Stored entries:
* START *

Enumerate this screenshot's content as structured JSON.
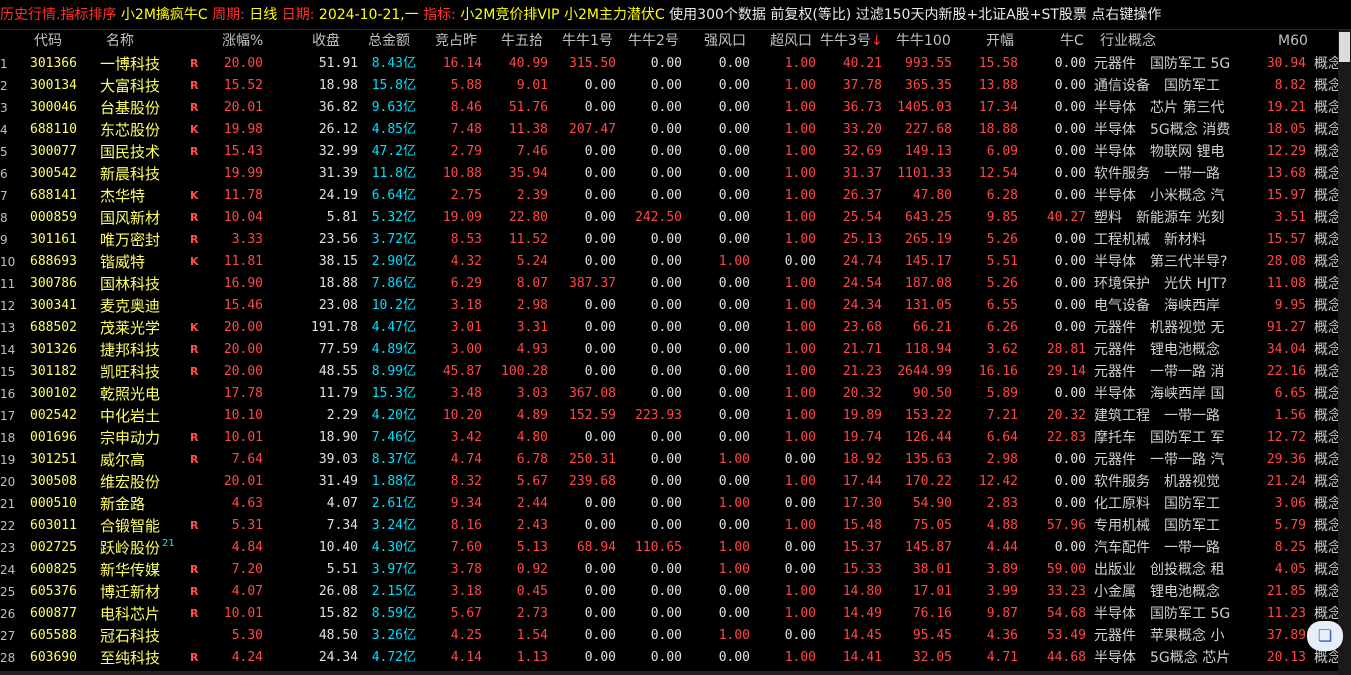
{
  "titlebar": {
    "prefix": "历史行情.指标排序",
    "strategy": "小2M擒疯牛C",
    "period_label": "周期:",
    "period": "日线",
    "date_label": "日期:",
    "date": "2024-10-21,一",
    "indicator_label": "指标:",
    "indicator": "小2M竞价排VIP 小2M主力潜伏C",
    "settings": "使用300个数据 前复权(等比) 过滤150天内新股+北证A股+ST股票 点右键操作"
  },
  "columns": [
    "代码",
    "名称",
    "涨幅%",
    "收盘",
    "总金额",
    "竞占昨",
    "牛五拾",
    "牛牛1号",
    "牛牛2号",
    "强风口",
    "超风口",
    "牛牛3号",
    "牛牛100",
    "开幅",
    "牛C",
    "行业概念",
    "M60"
  ],
  "sort_arrow": "↓",
  "rows": [
    {
      "i": "1",
      "code": "301366",
      "name": "一博科技",
      "flag": "R",
      "chg": "20.00",
      "close": "51.91",
      "amt": "8.43亿",
      "jzz": "16.14",
      "nws": "40.99",
      "nn1": "315.50",
      "nn2": "0.00",
      "qfk": "0.00",
      "cfk": "1.00",
      "nn3": "40.21",
      "nn100": "993.55",
      "kf": "15.58",
      "nc": "0.00",
      "ind": "元器件　国防军工 5G",
      "m60": "30.94",
      "extra": "概念"
    },
    {
      "i": "2",
      "code": "300134",
      "name": "大富科技",
      "flag": "R",
      "chg": "15.52",
      "close": "18.98",
      "amt": "15.8亿",
      "jzz": "5.88",
      "nws": "9.01",
      "nn1": "0.00",
      "nn2": "0.00",
      "qfk": "0.00",
      "cfk": "1.00",
      "nn3": "37.78",
      "nn100": "365.35",
      "kf": "13.88",
      "nc": "0.00",
      "ind": "通信设备　国防军工",
      "m60": "8.82",
      "extra": "概念"
    },
    {
      "i": "3",
      "code": "300046",
      "name": "台基股份",
      "flag": "R",
      "chg": "20.01",
      "close": "36.82",
      "amt": "9.63亿",
      "jzz": "8.46",
      "nws": "51.76",
      "nn1": "0.00",
      "nn2": "0.00",
      "qfk": "0.00",
      "cfk": "1.00",
      "nn3": "36.73",
      "nn100": "1405.03",
      "kf": "17.34",
      "nc": "0.00",
      "ind": "半导体　芯片 第三代",
      "m60": "19.21",
      "extra": "概念"
    },
    {
      "i": "4",
      "code": "688110",
      "name": "东芯股份",
      "flag": "K",
      "chg": "19.98",
      "close": "26.12",
      "amt": "4.85亿",
      "jzz": "7.48",
      "nws": "11.38",
      "nn1": "207.47",
      "nn2": "0.00",
      "qfk": "0.00",
      "cfk": "1.00",
      "nn3": "33.20",
      "nn100": "227.68",
      "kf": "18.88",
      "nc": "0.00",
      "ind": "半导体　5G概念 消费",
      "m60": "18.05",
      "extra": "概念"
    },
    {
      "i": "5",
      "code": "300077",
      "name": "国民技术",
      "flag": "R",
      "chg": "15.43",
      "close": "32.99",
      "amt": "47.2亿",
      "jzz": "2.79",
      "nws": "7.46",
      "nn1": "0.00",
      "nn2": "0.00",
      "qfk": "0.00",
      "cfk": "1.00",
      "nn3": "32.69",
      "nn100": "149.13",
      "kf": "6.09",
      "nc": "0.00",
      "ind": "半导体　物联网 锂电",
      "m60": "12.29",
      "extra": "概念"
    },
    {
      "i": "6",
      "code": "300542",
      "name": "新晨科技",
      "flag": "",
      "chg": "19.99",
      "close": "31.39",
      "amt": "11.8亿",
      "jzz": "10.88",
      "nws": "35.94",
      "nn1": "0.00",
      "nn2": "0.00",
      "qfk": "0.00",
      "cfk": "1.00",
      "nn3": "31.37",
      "nn100": "1101.33",
      "kf": "12.54",
      "nc": "0.00",
      "ind": "软件服务　一带一路",
      "m60": "13.68",
      "extra": "概念"
    },
    {
      "i": "7",
      "code": "688141",
      "name": "杰华特",
      "flag": "K",
      "chg": "11.78",
      "close": "24.19",
      "amt": "6.64亿",
      "jzz": "2.75",
      "nws": "2.39",
      "nn1": "0.00",
      "nn2": "0.00",
      "qfk": "0.00",
      "cfk": "1.00",
      "nn3": "26.37",
      "nn100": "47.80",
      "kf": "6.28",
      "nc": "0.00",
      "ind": "半导体　小米概念 汽",
      "m60": "15.97",
      "extra": "概念"
    },
    {
      "i": "8",
      "code": "000859",
      "name": "国风新材",
      "flag": "R",
      "chg": "10.04",
      "close": "5.81",
      "amt": "5.32亿",
      "jzz": "19.09",
      "nws": "22.80",
      "nn1": "0.00",
      "nn2": "242.50",
      "qfk": "0.00",
      "cfk": "1.00",
      "nn3": "25.54",
      "nn100": "643.25",
      "kf": "9.85",
      "nc": "40.27",
      "ind": "塑料　新能源车 光刻",
      "m60": "3.51",
      "extra": "概念"
    },
    {
      "i": "9",
      "code": "301161",
      "name": "唯万密封",
      "flag": "R",
      "chg": "3.33",
      "close": "23.56",
      "amt": "3.72亿",
      "jzz": "8.53",
      "nws": "11.52",
      "nn1": "0.00",
      "nn2": "0.00",
      "qfk": "0.00",
      "cfk": "1.00",
      "nn3": "25.13",
      "nn100": "265.19",
      "kf": "5.26",
      "nc": "0.00",
      "ind": "工程机械　新材料",
      "m60": "15.57",
      "extra": "概念"
    },
    {
      "i": "10",
      "code": "688693",
      "name": "锴威特",
      "flag": "K",
      "chg": "11.81",
      "close": "38.15",
      "amt": "2.90亿",
      "jzz": "4.32",
      "nws": "5.24",
      "nn1": "0.00",
      "nn2": "0.00",
      "qfk": "1.00",
      "cfk": "0.00",
      "nn3": "24.74",
      "nn100": "145.17",
      "kf": "5.51",
      "nc": "0.00",
      "ind": "半导体　第三代半导?",
      "m60": "28.08",
      "extra": "概念"
    },
    {
      "i": "11",
      "code": "300786",
      "name": "国林科技",
      "flag": "",
      "chg": "16.90",
      "close": "18.88",
      "amt": "7.86亿",
      "jzz": "6.29",
      "nws": "8.07",
      "nn1": "387.37",
      "nn2": "0.00",
      "qfk": "0.00",
      "cfk": "1.00",
      "nn3": "24.54",
      "nn100": "187.08",
      "kf": "5.26",
      "nc": "0.00",
      "ind": "环境保护　光伏 HJT?",
      "m60": "11.08",
      "extra": "概念"
    },
    {
      "i": "12",
      "code": "300341",
      "name": "麦克奥迪",
      "flag": "",
      "chg": "15.46",
      "close": "23.08",
      "amt": "10.2亿",
      "jzz": "3.18",
      "nws": "2.98",
      "nn1": "0.00",
      "nn2": "0.00",
      "qfk": "0.00",
      "cfk": "1.00",
      "nn3": "24.34",
      "nn100": "131.05",
      "kf": "6.55",
      "nc": "0.00",
      "ind": "电气设备　海峡西岸",
      "m60": "9.95",
      "extra": "概念"
    },
    {
      "i": "13",
      "code": "688502",
      "name": "茂莱光学",
      "flag": "K",
      "chg": "20.00",
      "close": "191.78",
      "amt": "4.47亿",
      "jzz": "3.01",
      "nws": "3.31",
      "nn1": "0.00",
      "nn2": "0.00",
      "qfk": "0.00",
      "cfk": "1.00",
      "nn3": "23.68",
      "nn100": "66.21",
      "kf": "6.26",
      "nc": "0.00",
      "ind": "元器件　机器视觉 无",
      "m60": "91.27",
      "extra": "概念"
    },
    {
      "i": "14",
      "code": "301326",
      "name": "捷邦科技",
      "flag": "R",
      "chg": "20.00",
      "close": "77.59",
      "amt": "4.89亿",
      "jzz": "3.00",
      "nws": "4.93",
      "nn1": "0.00",
      "nn2": "0.00",
      "qfk": "0.00",
      "cfk": "1.00",
      "nn3": "21.71",
      "nn100": "118.94",
      "kf": "3.62",
      "nc": "28.81",
      "ind": "元器件　锂电池概念",
      "m60": "34.04",
      "extra": "概念"
    },
    {
      "i": "15",
      "code": "301182",
      "name": "凯旺科技",
      "flag": "R",
      "chg": "20.00",
      "close": "48.55",
      "amt": "8.99亿",
      "jzz": "45.87",
      "nws": "100.28",
      "nn1": "0.00",
      "nn2": "0.00",
      "qfk": "0.00",
      "cfk": "1.00",
      "nn3": "21.23",
      "nn100": "2644.99",
      "kf": "16.16",
      "nc": "29.14",
      "ind": "元器件　一带一路 消",
      "m60": "22.16",
      "extra": "概念"
    },
    {
      "i": "16",
      "code": "300102",
      "name": "乾照光电",
      "flag": "",
      "chg": "17.78",
      "close": "11.79",
      "amt": "15.3亿",
      "jzz": "3.48",
      "nws": "3.03",
      "nn1": "367.08",
      "nn2": "0.00",
      "qfk": "0.00",
      "cfk": "1.00",
      "nn3": "20.32",
      "nn100": "90.50",
      "kf": "5.89",
      "nc": "0.00",
      "ind": "半导体　海峡西岸 国",
      "m60": "6.65",
      "extra": "概念"
    },
    {
      "i": "17",
      "code": "002542",
      "name": "中化岩土",
      "flag": "",
      "chg": "10.10",
      "close": "2.29",
      "amt": "4.20亿",
      "jzz": "10.20",
      "nws": "4.89",
      "nn1": "152.59",
      "nn2": "223.93",
      "qfk": "0.00",
      "cfk": "1.00",
      "nn3": "19.89",
      "nn100": "153.22",
      "kf": "7.21",
      "nc": "20.32",
      "ind": "建筑工程　一带一路",
      "m60": "1.56",
      "extra": "概念"
    },
    {
      "i": "18",
      "code": "001696",
      "name": "宗申动力",
      "flag": "R",
      "chg": "10.01",
      "close": "18.90",
      "amt": "7.46亿",
      "jzz": "3.42",
      "nws": "4.80",
      "nn1": "0.00",
      "nn2": "0.00",
      "qfk": "0.00",
      "cfk": "1.00",
      "nn3": "19.74",
      "nn100": "126.44",
      "kf": "6.64",
      "nc": "22.83",
      "ind": "摩托车　国防军工 军",
      "m60": "12.72",
      "extra": "概念"
    },
    {
      "i": "19",
      "code": "301251",
      "name": "威尔高",
      "flag": "R",
      "chg": "7.64",
      "close": "39.03",
      "amt": "8.37亿",
      "jzz": "4.74",
      "nws": "6.78",
      "nn1": "250.31",
      "nn2": "0.00",
      "qfk": "1.00",
      "cfk": "0.00",
      "nn3": "18.92",
      "nn100": "135.63",
      "kf": "2.98",
      "nc": "0.00",
      "ind": "元器件　一带一路 汽",
      "m60": "29.36",
      "extra": "概念"
    },
    {
      "i": "20",
      "code": "300508",
      "name": "维宏股份",
      "flag": "",
      "chg": "20.01",
      "close": "31.49",
      "amt": "1.88亿",
      "jzz": "8.32",
      "nws": "5.67",
      "nn1": "239.68",
      "nn2": "0.00",
      "qfk": "0.00",
      "cfk": "1.00",
      "nn3": "17.44",
      "nn100": "170.22",
      "kf": "12.42",
      "nc": "0.00",
      "ind": "软件服务　机器视觉",
      "m60": "21.24",
      "extra": "概念"
    },
    {
      "i": "21",
      "code": "000510",
      "name": "新金路",
      "flag": "",
      "chg": "4.63",
      "close": "4.07",
      "amt": "2.61亿",
      "jzz": "9.34",
      "nws": "2.44",
      "nn1": "0.00",
      "nn2": "0.00",
      "qfk": "1.00",
      "cfk": "0.00",
      "nn3": "17.30",
      "nn100": "54.90",
      "kf": "2.83",
      "nc": "0.00",
      "ind": "化工原料　国防军工",
      "m60": "3.06",
      "extra": "概念"
    },
    {
      "i": "22",
      "code": "603011",
      "name": "合锻智能",
      "flag": "R",
      "chg": "5.31",
      "close": "7.34",
      "amt": "3.24亿",
      "jzz": "8.16",
      "nws": "2.43",
      "nn1": "0.00",
      "nn2": "0.00",
      "qfk": "0.00",
      "cfk": "1.00",
      "nn3": "15.48",
      "nn100": "75.05",
      "kf": "4.88",
      "nc": "57.96",
      "ind": "专用机械　国防军工",
      "m60": "5.79",
      "extra": "概念"
    },
    {
      "i": "23",
      "code": "002725",
      "name": "跃岭股份",
      "sup": "21",
      "flag": "",
      "chg": "4.84",
      "close": "10.40",
      "amt": "4.30亿",
      "jzz": "7.60",
      "nws": "5.13",
      "nn1": "68.94",
      "nn2": "110.65",
      "qfk": "1.00",
      "cfk": "0.00",
      "nn3": "15.37",
      "nn100": "145.87",
      "kf": "4.44",
      "nc": "0.00",
      "ind": "汽车配件　一带一路",
      "m60": "8.25",
      "extra": "概念"
    },
    {
      "i": "24",
      "code": "600825",
      "name": "新华传媒",
      "flag": "R",
      "chg": "7.20",
      "close": "5.51",
      "amt": "3.97亿",
      "jzz": "3.78",
      "nws": "0.92",
      "nn1": "0.00",
      "nn2": "0.00",
      "qfk": "1.00",
      "cfk": "0.00",
      "nn3": "15.33",
      "nn100": "38.01",
      "kf": "3.89",
      "nc": "59.00",
      "ind": "出版业　创投概念 租",
      "m60": "4.05",
      "extra": "概念"
    },
    {
      "i": "25",
      "code": "605376",
      "name": "博迁新材",
      "flag": "R",
      "chg": "4.07",
      "close": "26.08",
      "amt": "2.15亿",
      "jzz": "3.18",
      "nws": "0.45",
      "nn1": "0.00",
      "nn2": "0.00",
      "qfk": "0.00",
      "cfk": "1.00",
      "nn3": "14.80",
      "nn100": "17.01",
      "kf": "3.99",
      "nc": "33.23",
      "ind": "小金属　锂电池概念",
      "m60": "21.85",
      "extra": "概念"
    },
    {
      "i": "26",
      "code": "600877",
      "name": "电科芯片",
      "flag": "R",
      "chg": "10.01",
      "close": "15.82",
      "amt": "8.59亿",
      "jzz": "5.67",
      "nws": "2.73",
      "nn1": "0.00",
      "nn2": "0.00",
      "qfk": "0.00",
      "cfk": "1.00",
      "nn3": "14.49",
      "nn100": "76.16",
      "kf": "9.87",
      "nc": "54.68",
      "ind": "半导体　国防军工 5G",
      "m60": "11.23",
      "extra": "概念"
    },
    {
      "i": "27",
      "code": "605588",
      "name": "冠石科技",
      "flag": "",
      "chg": "5.30",
      "close": "48.50",
      "amt": "3.26亿",
      "jzz": "4.25",
      "nws": "1.54",
      "nn1": "0.00",
      "nn2": "0.00",
      "qfk": "1.00",
      "cfk": "0.00",
      "nn3": "14.45",
      "nn100": "95.45",
      "kf": "4.36",
      "nc": "53.49",
      "ind": "元器件　苹果概念 小",
      "m60": "37.89",
      "extra": "概念"
    },
    {
      "i": "28",
      "code": "603690",
      "name": "至纯科技",
      "flag": "R",
      "chg": "4.24",
      "close": "24.34",
      "amt": "4.72亿",
      "jzz": "4.14",
      "nws": "1.13",
      "nn1": "0.00",
      "nn2": "0.00",
      "qfk": "0.00",
      "cfk": "1.00",
      "nn3": "14.41",
      "nn100": "32.05",
      "kf": "4.71",
      "nc": "44.68",
      "ind": "半导体　5G概念 芯片",
      "m60": "20.13",
      "extra": "概念"
    }
  ],
  "colors": {
    "up": "#ff4848",
    "neutral": "#e0e0e0",
    "amount": "#00e0ff",
    "name": "#ffff66",
    "background": "#000000"
  },
  "icons": {
    "float_button": "chat-bubble-icon"
  }
}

* END *

Reproduce every line from the entries that holds the word "一带一路".

      "ind": "软件服务　一带一路",
      "ind": "元器件　一带一路 消",
      "ind": "建筑工程　一带一路",
      "ind": "元器件　一带一路 汽",
      "ind": "汽车配件　一带一路",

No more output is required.